* TASK TO CARRY OUT
Go through the entries below and write each one out exactly.

* DATA SUPPLIED

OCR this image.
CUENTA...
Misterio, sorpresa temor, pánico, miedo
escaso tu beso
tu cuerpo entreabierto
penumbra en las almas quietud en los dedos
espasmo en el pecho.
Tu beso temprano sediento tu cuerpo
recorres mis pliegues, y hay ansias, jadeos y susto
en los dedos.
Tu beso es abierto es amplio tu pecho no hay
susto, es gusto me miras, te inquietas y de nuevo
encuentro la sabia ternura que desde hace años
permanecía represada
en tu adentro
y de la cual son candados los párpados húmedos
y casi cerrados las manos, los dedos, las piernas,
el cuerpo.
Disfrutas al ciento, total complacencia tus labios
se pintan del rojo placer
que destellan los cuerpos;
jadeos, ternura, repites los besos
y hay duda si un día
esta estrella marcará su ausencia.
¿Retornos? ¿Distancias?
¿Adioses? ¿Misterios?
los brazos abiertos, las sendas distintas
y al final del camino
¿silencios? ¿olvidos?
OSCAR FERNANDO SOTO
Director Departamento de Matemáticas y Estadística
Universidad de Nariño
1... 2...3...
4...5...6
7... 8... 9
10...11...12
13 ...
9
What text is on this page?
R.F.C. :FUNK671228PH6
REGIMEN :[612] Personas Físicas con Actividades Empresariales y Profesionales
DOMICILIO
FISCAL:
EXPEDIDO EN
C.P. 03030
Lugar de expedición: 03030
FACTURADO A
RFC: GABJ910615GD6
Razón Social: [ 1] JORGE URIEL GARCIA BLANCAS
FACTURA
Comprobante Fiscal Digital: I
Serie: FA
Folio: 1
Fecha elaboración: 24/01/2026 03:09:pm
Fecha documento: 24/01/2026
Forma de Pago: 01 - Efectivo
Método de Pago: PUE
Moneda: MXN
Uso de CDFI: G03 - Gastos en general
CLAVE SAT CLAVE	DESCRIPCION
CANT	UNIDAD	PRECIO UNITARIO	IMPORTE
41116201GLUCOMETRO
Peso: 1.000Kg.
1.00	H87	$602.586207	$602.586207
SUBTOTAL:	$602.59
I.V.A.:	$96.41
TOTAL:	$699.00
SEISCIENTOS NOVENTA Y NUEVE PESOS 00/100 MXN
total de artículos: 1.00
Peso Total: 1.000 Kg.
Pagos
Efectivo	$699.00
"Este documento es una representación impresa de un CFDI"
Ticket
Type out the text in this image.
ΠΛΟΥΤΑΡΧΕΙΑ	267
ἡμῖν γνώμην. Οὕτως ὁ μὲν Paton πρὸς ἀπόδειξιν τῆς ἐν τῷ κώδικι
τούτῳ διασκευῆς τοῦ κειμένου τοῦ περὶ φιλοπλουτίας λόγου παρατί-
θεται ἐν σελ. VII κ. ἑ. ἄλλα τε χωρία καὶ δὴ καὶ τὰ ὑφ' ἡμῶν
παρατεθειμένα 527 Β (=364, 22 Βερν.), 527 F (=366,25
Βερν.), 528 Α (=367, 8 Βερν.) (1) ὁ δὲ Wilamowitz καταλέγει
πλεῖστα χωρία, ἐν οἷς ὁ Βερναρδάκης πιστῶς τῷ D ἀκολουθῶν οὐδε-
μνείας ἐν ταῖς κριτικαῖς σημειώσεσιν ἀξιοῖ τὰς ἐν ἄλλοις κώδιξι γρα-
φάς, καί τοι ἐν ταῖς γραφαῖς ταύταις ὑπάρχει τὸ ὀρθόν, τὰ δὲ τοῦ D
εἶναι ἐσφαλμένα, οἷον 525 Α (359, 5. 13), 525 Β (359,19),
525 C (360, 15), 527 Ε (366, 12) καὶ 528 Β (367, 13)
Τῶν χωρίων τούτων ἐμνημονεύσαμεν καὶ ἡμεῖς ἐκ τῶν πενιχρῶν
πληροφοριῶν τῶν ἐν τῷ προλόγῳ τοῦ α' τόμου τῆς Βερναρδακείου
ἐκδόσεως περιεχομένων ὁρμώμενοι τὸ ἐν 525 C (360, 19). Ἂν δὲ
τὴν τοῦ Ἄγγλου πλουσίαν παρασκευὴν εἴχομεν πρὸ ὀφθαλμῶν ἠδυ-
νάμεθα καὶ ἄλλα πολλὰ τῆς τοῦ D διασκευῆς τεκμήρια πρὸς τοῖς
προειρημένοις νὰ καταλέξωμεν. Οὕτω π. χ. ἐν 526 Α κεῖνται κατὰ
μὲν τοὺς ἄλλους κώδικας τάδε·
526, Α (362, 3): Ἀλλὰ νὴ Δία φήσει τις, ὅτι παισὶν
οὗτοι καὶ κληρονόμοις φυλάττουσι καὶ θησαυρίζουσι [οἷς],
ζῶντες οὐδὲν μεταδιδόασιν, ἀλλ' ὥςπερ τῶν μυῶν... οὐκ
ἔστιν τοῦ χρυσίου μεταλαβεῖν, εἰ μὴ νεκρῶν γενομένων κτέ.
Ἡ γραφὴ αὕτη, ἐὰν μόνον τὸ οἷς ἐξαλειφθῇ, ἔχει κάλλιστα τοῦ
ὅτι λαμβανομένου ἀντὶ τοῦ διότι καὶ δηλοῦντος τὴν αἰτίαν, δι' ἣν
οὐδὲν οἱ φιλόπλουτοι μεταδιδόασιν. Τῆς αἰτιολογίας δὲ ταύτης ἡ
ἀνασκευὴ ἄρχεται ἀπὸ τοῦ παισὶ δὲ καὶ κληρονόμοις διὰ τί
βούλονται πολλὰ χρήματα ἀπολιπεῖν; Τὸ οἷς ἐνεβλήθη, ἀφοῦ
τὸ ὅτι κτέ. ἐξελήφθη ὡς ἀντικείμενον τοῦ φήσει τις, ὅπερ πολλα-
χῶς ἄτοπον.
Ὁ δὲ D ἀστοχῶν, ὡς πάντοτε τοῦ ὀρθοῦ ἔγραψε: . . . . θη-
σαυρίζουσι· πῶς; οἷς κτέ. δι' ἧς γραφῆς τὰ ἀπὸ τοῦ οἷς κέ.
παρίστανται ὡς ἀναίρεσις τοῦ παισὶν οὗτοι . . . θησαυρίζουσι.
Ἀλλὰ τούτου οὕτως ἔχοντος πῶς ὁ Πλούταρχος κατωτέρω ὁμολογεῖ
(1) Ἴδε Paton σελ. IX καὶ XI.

* ANSWER TO THIS TASK
OCR this image.
CUENTA...
Misterio, sorpresa temor, pánico, miedo
escaso tu beso
tu cuerpo entreabierto
penumbra en las almas quietud en los dedos
espasmo en el pecho.
Tu beso temprano sediento tu cuerpo
recorres mis pliegues, y hay ansias, jadeos y susto
en los dedos.
Tu beso es abierto es amplio tu pecho no hay
susto, es gusto me miras, te inquietas y de nuevo
encuentro la sabia ternura que desde hace años
permanecía represada
en tu adentro
y de la cual son candados los párpados húmedos
y casi cerrados las manos, los dedos, las piernas,
el cuerpo.
Disfrutas al ciento, total complacencia tus labios
se pintan del rojo placer
que destellan los cuerpos;
jadeos, ternura, repites los besos
y hay duda si un día
esta estrella marcará su ausencia.
¿Retornos? ¿Distancias?
¿Adioses? ¿Misterios?
los brazos abiertos, las sendas distintas
y al final del camino
¿silencios? ¿olvidos?
OSCAR FERNANDO SOTO
Director Departamento de Matemáticas y Estadística
Universidad de Nariño
1... 2...3...
4...5...6
7... 8... 9
10...11...12
13 ...
9
What text is on this page?
R.F.C. :FUNK671228PH6
REGIMEN :[612] Personas Físicas con Actividades Empresariales y Profesionales
DOMICILIO
FISCAL:
EXPEDIDO EN
C.P. 03030
Lugar de expedición: 03030
FACTURADO A
RFC: GABJ910615GD6
Razón Social: [ 1] JORGE URIEL GARCIA BLANCAS
FACTURA
Comprobante Fiscal Digital: I
Serie: FA
Folio: 1
Fecha elaboración: 24/01/2026 03:09:pm
Fecha documento: 24/01/2026
Forma de Pago: 01 - Efectivo
Método de Pago: PUE
Moneda: MXN
Uso de CDFI: G03 - Gastos en general
CLAVE SAT CLAVE	DESCRIPCION
CANT	UNIDAD	PRECIO UNITARIO	IMPORTE
41116201GLUCOMETRO
Peso: 1.000Kg.
1.00	H87	$602.586207	$602.586207
SUBTOTAL:	$602.59
I.V.A.:	$96.41
TOTAL:	$699.00
SEISCIENTOS NOVENTA Y NUEVE PESOS 00/100 MXN
total de artículos: 1.00
Peso Total: 1.000 Kg.
Pagos
Efectivo	$699.00
"Este documento es una representación impresa de un CFDI"
Ticket
Type out the text in this image.
ΠΛΟΥΤΑΡΧΕΙΑ	267
ἡμῖν γνώμην. Οὕτως ὁ μὲν Paton πρὸς ἀπόδειξιν τῆς ἐν τῷ κώδικι
τούτῳ διασκευῆς τοῦ κειμένου τοῦ περὶ φιλοπλουτίας λόγου παρατί-
θεται ἐν σελ. VII κ. ἑ. ἄλλα τε χωρία καὶ δὴ καὶ τὰ ὑφ' ἡμῶν
παρατεθειμένα 527 Β (=364, 22 Βερν.), 527 F (=366,25
Βερν.), 528 Α (=367, 8 Βερν.) (1) ὁ δὲ Wilamowitz καταλέγει
πλεῖστα χωρία, ἐν οἷς ὁ Βερναρδάκης πιστῶς τῷ D ἀκολουθῶν οὐδε-
μνείας ἐν ταῖς κριτικαῖς σημειώσεσιν ἀξιοῖ τὰς ἐν ἄλλοις κώδιξι γρα-
φάς, καί τοι ἐν ταῖς γραφαῖς ταύταις ὑπάρχει τὸ ὀρθόν, τὰ δὲ τοῦ D
εἶναι ἐσφαλμένα, οἷον 525 Α (359, 5. 13), 525 Β (359,19),
525 C (360, 15), 527 Ε (366, 12) καὶ 528 Β (367, 13)
Τῶν χωρίων τούτων ἐμνημονεύσαμεν καὶ ἡμεῖς ἐκ τῶν πενιχρῶν
πληροφοριῶν τῶν ἐν τῷ προλόγῳ τοῦ α' τόμου τῆς Βερναρδακείου
ἐκδόσεως περιεχομένων ὁρμώμενοι τὸ ἐν 525 C (360, 19). Ἂν δὲ
τὴν τοῦ Ἄγγλου πλουσίαν παρασκευὴν εἴχομεν πρὸ ὀφθαλμῶν ἠδυ-
νάμεθα καὶ ἄλλα πολλὰ τῆς τοῦ D διασκευῆς τεκμήρια πρὸς τοῖς
προειρημένοις νὰ καταλέξωμεν. Οὕτω π. χ. ἐν 526 Α κεῖνται κατὰ
μὲν τοὺς ἄλλους κώδικας τάδε·
526, Α (362, 3): Ἀλλὰ νὴ Δία φήσει τις, ὅτι παισὶν
οὗτοι καὶ κληρονόμοις φυλάττουσι καὶ θησαυρίζουσι [οἷς],
ζῶντες οὐδὲν μεταδιδόασιν, ἀλλ' ὥςπερ τῶν μυῶν... οὐκ
ἔστιν τοῦ χρυσίου μεταλαβεῖν, εἰ μὴ νεκρῶν γενομένων κτέ.
Ἡ γραφὴ αὕτη, ἐὰν μόνον τὸ οἷς ἐξαλειφθῇ, ἔχει κάλλιστα τοῦ
ὅτι λαμβανομένου ἀντὶ τοῦ διότι καὶ δηλοῦντος τὴν αἰτίαν, δι' ἣν
οὐδὲν οἱ φιλόπλουτοι μεταδιδόασιν. Τῆς αἰτιολογίας δὲ ταύτης ἡ
ἀνασκευὴ ἄρχεται ἀπὸ τοῦ παισὶ δὲ καὶ κληρονόμοις διὰ τί
βούλονται πολλὰ χρήματα ἀπολιπεῖν; Τὸ οἷς ἐνεβλήθη, ἀφοῦ
τὸ ὅτι κτέ. ἐξελήφθη ὡς ἀντικείμενον τοῦ φήσει τις, ὅπερ πολλα-
χῶς ἄτοπον.
Ὁ δὲ D ἀστοχῶν, ὡς πάντοτε τοῦ ὀρθοῦ ἔγραψε: . . . . θη-
σαυρίζουσι· πῶς; οἷς κτέ. δι' ἧς γραφῆς τὰ ἀπὸ τοῦ οἷς κέ.
παρίστανται ὡς ἀναίρεσις τοῦ παισὶν οὗτοι . . . θησαυρίζουσι.
Ἀλλὰ τούτου οὕτως ἔχοντος πῶς ὁ Πλούταρχος κατωτέρω ὁμολογεῖ
(1) Ἴδε Paton σελ. IX καὶ XI.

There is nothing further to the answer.